Instruction: Gather up the lines that contain "угли".

***

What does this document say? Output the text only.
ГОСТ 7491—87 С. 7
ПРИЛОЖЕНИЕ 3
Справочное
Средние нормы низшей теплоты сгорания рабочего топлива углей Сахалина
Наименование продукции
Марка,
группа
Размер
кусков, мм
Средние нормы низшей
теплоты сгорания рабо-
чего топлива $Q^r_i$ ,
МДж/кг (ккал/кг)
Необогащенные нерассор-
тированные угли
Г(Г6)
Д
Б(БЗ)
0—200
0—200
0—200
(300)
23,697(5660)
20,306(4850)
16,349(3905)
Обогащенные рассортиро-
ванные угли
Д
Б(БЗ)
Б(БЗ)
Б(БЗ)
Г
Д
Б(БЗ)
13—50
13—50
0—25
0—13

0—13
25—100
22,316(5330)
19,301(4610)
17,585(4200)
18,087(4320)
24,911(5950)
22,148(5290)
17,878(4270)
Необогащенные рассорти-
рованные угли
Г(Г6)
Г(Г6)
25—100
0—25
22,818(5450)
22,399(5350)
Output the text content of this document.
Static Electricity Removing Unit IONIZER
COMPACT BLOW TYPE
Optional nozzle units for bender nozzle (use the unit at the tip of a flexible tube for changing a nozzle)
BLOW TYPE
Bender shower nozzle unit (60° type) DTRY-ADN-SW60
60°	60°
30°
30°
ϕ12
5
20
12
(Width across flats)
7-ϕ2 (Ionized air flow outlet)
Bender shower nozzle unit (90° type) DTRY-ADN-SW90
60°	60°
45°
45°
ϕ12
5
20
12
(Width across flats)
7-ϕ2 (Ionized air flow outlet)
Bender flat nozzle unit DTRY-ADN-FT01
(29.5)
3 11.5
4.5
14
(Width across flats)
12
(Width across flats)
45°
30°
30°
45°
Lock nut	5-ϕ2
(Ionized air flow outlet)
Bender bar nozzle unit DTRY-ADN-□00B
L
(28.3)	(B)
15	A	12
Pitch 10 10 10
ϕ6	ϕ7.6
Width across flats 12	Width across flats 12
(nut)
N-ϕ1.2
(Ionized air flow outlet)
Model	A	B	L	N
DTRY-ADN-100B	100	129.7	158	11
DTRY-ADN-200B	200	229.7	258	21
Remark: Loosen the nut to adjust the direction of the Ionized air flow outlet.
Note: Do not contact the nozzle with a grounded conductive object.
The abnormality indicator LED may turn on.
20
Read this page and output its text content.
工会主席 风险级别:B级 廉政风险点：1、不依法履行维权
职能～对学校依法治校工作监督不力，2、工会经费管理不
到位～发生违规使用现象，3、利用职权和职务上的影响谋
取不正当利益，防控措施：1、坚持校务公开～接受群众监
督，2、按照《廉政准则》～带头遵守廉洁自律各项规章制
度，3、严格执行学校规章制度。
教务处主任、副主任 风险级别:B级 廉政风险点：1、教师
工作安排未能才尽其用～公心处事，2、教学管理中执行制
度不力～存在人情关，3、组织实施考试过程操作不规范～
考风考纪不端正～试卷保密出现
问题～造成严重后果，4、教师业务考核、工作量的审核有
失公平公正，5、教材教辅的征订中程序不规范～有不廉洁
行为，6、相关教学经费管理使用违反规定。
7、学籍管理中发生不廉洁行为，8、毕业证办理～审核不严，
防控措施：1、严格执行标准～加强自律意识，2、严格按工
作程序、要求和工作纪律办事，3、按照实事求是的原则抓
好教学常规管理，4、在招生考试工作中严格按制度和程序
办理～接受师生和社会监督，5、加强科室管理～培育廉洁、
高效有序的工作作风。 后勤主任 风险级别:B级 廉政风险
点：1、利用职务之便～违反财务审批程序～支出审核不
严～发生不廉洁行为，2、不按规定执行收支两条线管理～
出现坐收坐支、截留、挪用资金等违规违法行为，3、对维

***

Full solution:
тированные угли
ванные угли
рованные угли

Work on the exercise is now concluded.